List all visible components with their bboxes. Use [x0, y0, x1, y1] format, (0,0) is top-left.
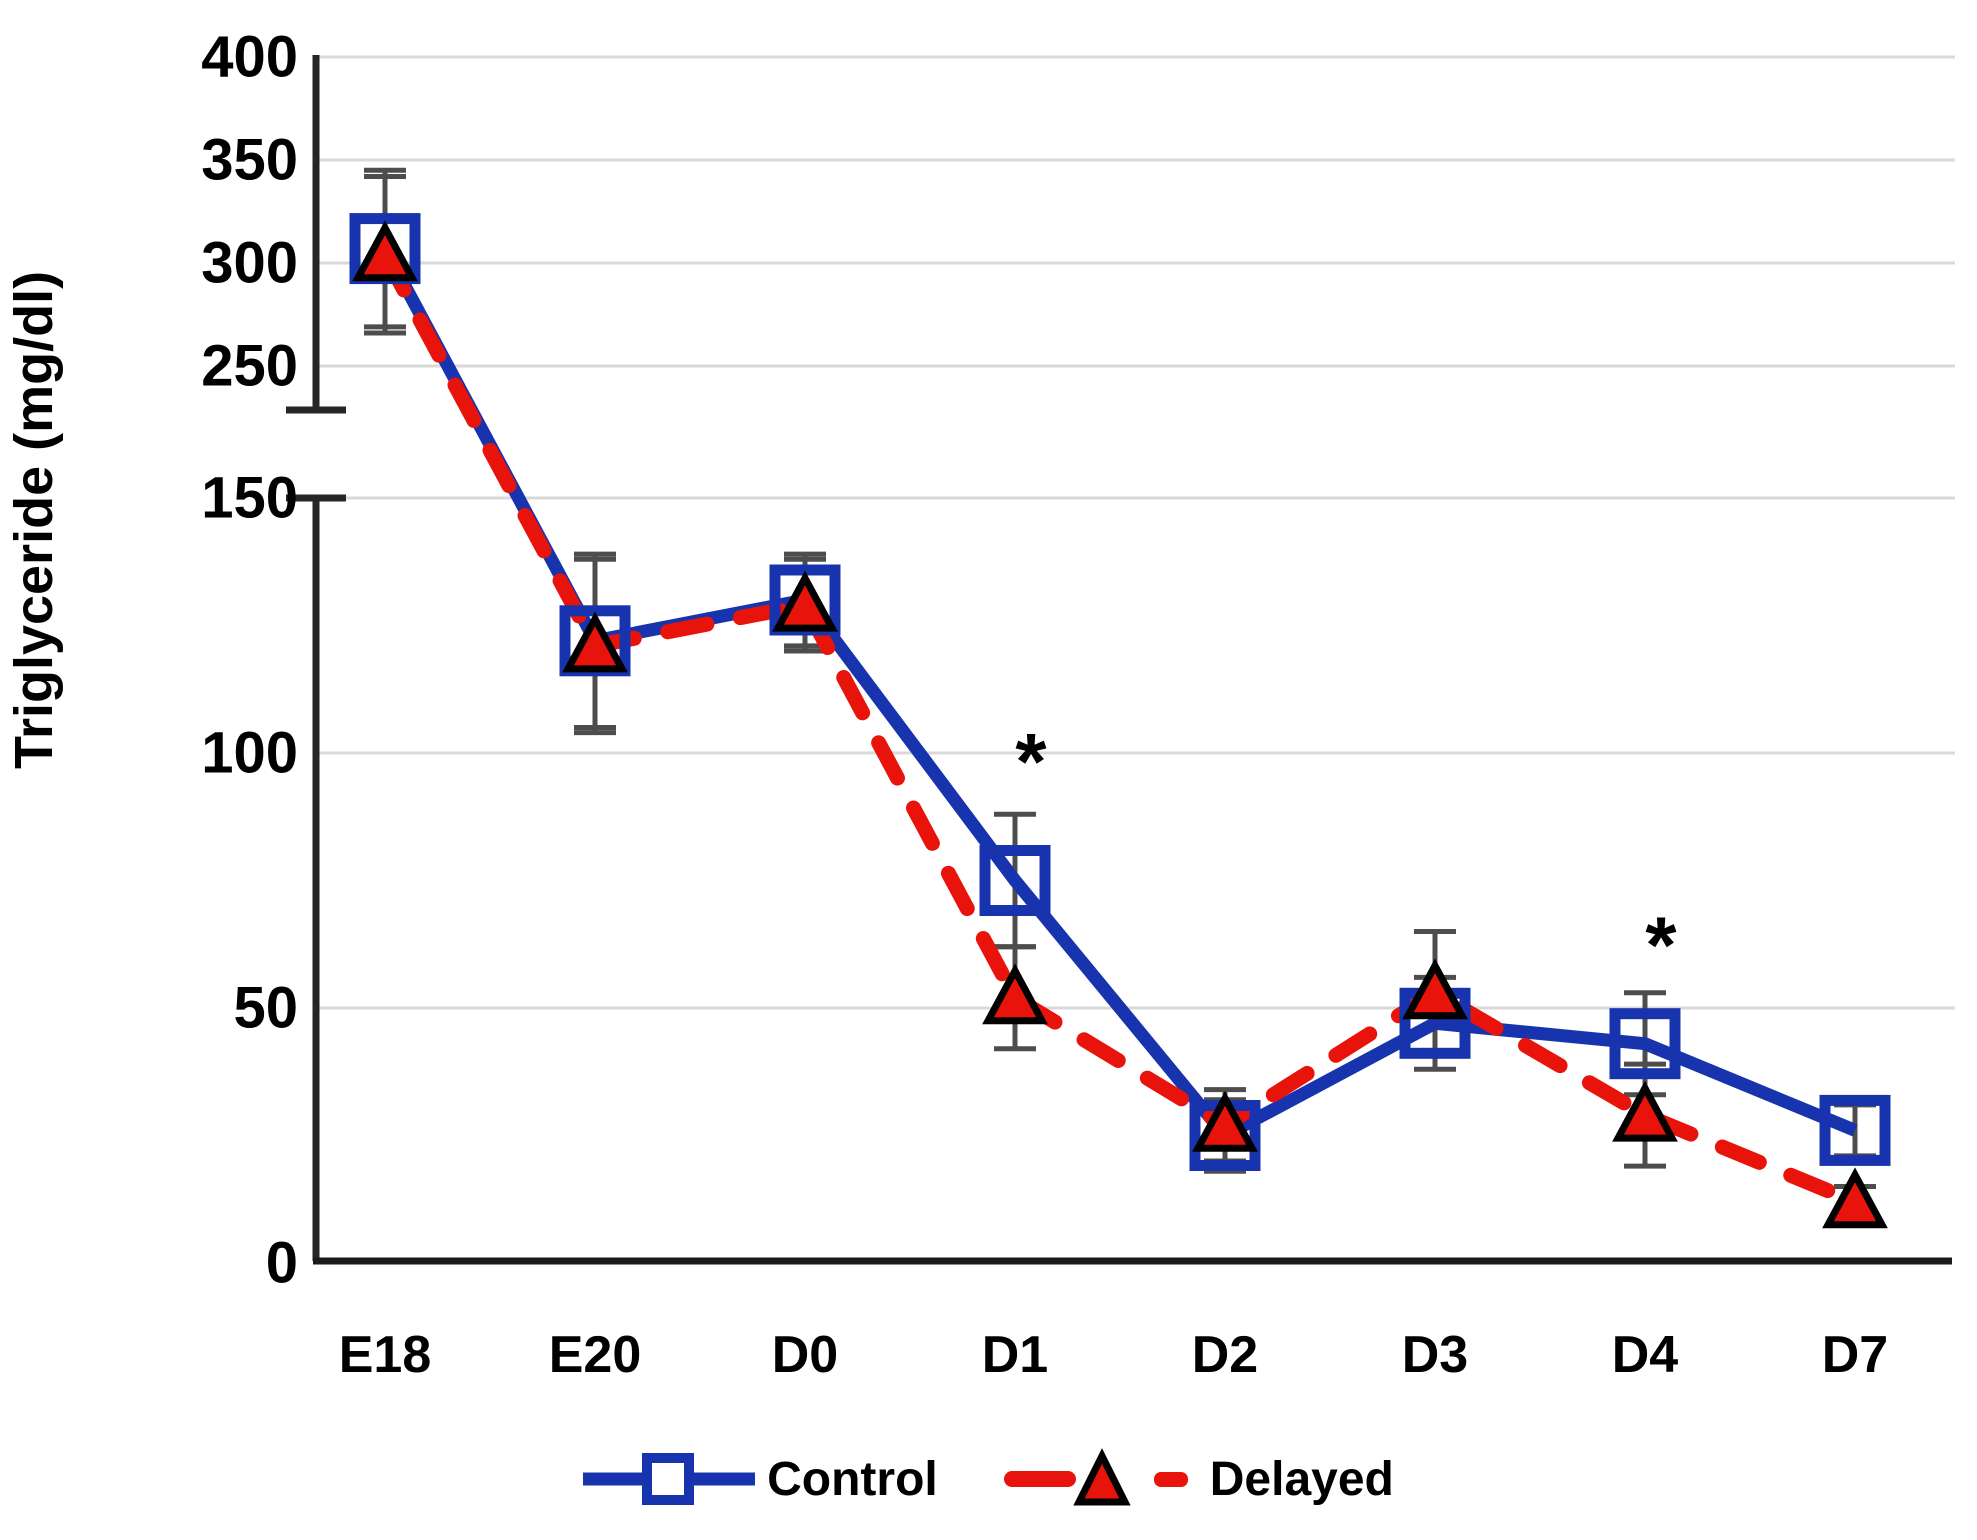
- x-category-label-D4: D4: [1612, 1326, 1679, 1384]
- delayed-marker-triangle-D3: [1402, 958, 1468, 1020]
- x-category-label-D7: D7: [1822, 1326, 1888, 1384]
- legend-label-delayed: Delayed: [1209, 1452, 1394, 1506]
- x-category-label-E20: E20: [549, 1326, 642, 1384]
- y-tick-label-250: 250: [201, 334, 298, 399]
- control-line-square-icon: [583, 1453, 756, 1505]
- significance-asterisk-D4: *: [1645, 901, 1677, 990]
- x-category-labels: E18 E20 D0 D1 D2 D3 D4 D7: [339, 1326, 1889, 1384]
- delayed-dash-triangle-icon: [1003, 1448, 1188, 1506]
- delayed-marker-triangle-D2: [1192, 1090, 1258, 1152]
- legend-item-control: Control: [583, 1450, 938, 1508]
- delayed-marker-triangle-D1: [982, 963, 1048, 1025]
- y-tick-label-400: 400: [201, 25, 298, 90]
- y-tick-label-350: 350: [201, 128, 298, 193]
- x-category-label-E18: E18: [339, 1326, 432, 1384]
- legend-label-control: Control: [767, 1452, 938, 1506]
- legend-item-delayed: Delayed: [1002, 1448, 1394, 1510]
- delayed-marker-triangle-D0: [772, 570, 838, 632]
- delayed-marker-triangle-D4: [1612, 1080, 1678, 1142]
- legend: Control Delayed: [0, 1448, 1977, 1510]
- control-marker-square-D7: [1819, 1094, 1891, 1166]
- control-line: [379, 245, 1858, 1144]
- y-axis-title: Triglyceride (mg/dl): [4, 271, 64, 769]
- delayed-marker-triangle-D7: [1822, 1167, 1888, 1229]
- y-tick-label-300: 300: [201, 231, 298, 296]
- x-category-label-D3: D3: [1402, 1326, 1468, 1384]
- y-tick-label-50: 50: [233, 976, 298, 1041]
- control-marker-square-D1: [979, 845, 1051, 916]
- y-tick-label-100: 100: [201, 721, 298, 786]
- x-category-label-D1: D1: [982, 1326, 1048, 1384]
- axes: [286, 55, 1952, 1265]
- y-tick-label-150: 150: [201, 466, 298, 531]
- annotations: **: [1015, 717, 1677, 990]
- y-tick-labels: 400 350 300 250 150 100 50 0: [201, 25, 298, 1296]
- control-marker-square-D4: [1609, 1008, 1681, 1080]
- x-category-label-D2: D2: [1192, 1326, 1258, 1384]
- significance-asterisk-D1: *: [1015, 717, 1047, 806]
- gridlines: [316, 55, 1955, 1010]
- delayed-marker-triangle-E20: [562, 611, 628, 673]
- delayed-marker-triangle-E18: [352, 220, 418, 282]
- y-tick-label-0: 0: [266, 1231, 298, 1296]
- x-category-label-D0: D0: [772, 1326, 838, 1384]
- series-markers: [349, 213, 1891, 1229]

###

[SET PROBLEM] Reproduce every row above word for word, leaving out the picture.

[EXERCISE RESPONSE]
List all visible components with their bboxes. Use [x0, y0, x1, y1] format, (0,0) is top-left.
- x-category-label-D4: D4: [1612, 1326, 1679, 1384]
- delayed-marker-triangle-D3: [1402, 958, 1468, 1020]
- x-category-label-D7: D7: [1822, 1326, 1888, 1384]
- legend-label-delayed: Delayed: [1209, 1452, 1394, 1506]
- x-category-label-E20: E20: [549, 1326, 642, 1384]
- y-tick-label-250: 250: [201, 334, 298, 399]
- control-line-square-icon: [583, 1453, 756, 1505]
- significance-asterisk-D4: *: [1645, 901, 1677, 990]
- x-category-labels: E18 E20 D0 D1 D2 D3 D4 D7: [339, 1326, 1889, 1384]
- delayed-dash-triangle-icon: [1003, 1448, 1188, 1506]
- delayed-marker-triangle-D2: [1192, 1090, 1258, 1152]
- legend-item-control: Control: [583, 1450, 938, 1508]
- delayed-marker-triangle-D1: [982, 963, 1048, 1025]
- y-tick-label-400: 400: [201, 25, 298, 90]
- y-tick-label-350: 350: [201, 128, 298, 193]
- x-category-label-E18: E18: [339, 1326, 432, 1384]
- legend-label-control: Control: [767, 1452, 938, 1506]
- legend-item-delayed: Delayed: [1002, 1448, 1394, 1510]
- delayed-marker-triangle-D0: [772, 570, 838, 632]
- delayed-marker-triangle-D4: [1612, 1080, 1678, 1142]
- legend: Control Delayed: [0, 1448, 1977, 1510]
- control-marker-square-D7: [1819, 1094, 1891, 1166]
- control-line: [379, 245, 1858, 1144]
- y-axis-title: Triglyceride (mg/dl): [4, 271, 64, 769]
- delayed-marker-triangle-D7: [1822, 1167, 1888, 1229]
- y-tick-label-300: 300: [201, 231, 298, 296]
- x-category-label-D3: D3: [1402, 1326, 1468, 1384]
- y-tick-label-50: 50: [233, 976, 298, 1041]
- control-marker-square-D1: [979, 845, 1051, 916]
- y-tick-label-100: 100: [201, 721, 298, 786]
- x-category-label-D1: D1: [982, 1326, 1048, 1384]
- axes: [286, 55, 1952, 1265]
- y-tick-label-150: 150: [201, 466, 298, 531]
- annotations: **: [1015, 717, 1677, 990]
- y-tick-labels: 400 350 300 250 150 100 50 0: [201, 25, 298, 1296]
- control-marker-square-D4: [1609, 1008, 1681, 1080]
- x-category-label-D2: D2: [1192, 1326, 1258, 1384]
- significance-asterisk-D1: *: [1015, 717, 1047, 806]
- gridlines: [316, 55, 1955, 1010]
- delayed-marker-triangle-E20: [562, 611, 628, 673]
- delayed-marker-triangle-E18: [352, 220, 418, 282]
- y-tick-label-0: 0: [266, 1231, 298, 1296]
- x-category-label-D0: D0: [772, 1326, 838, 1384]
- series-markers: [349, 213, 1891, 1229]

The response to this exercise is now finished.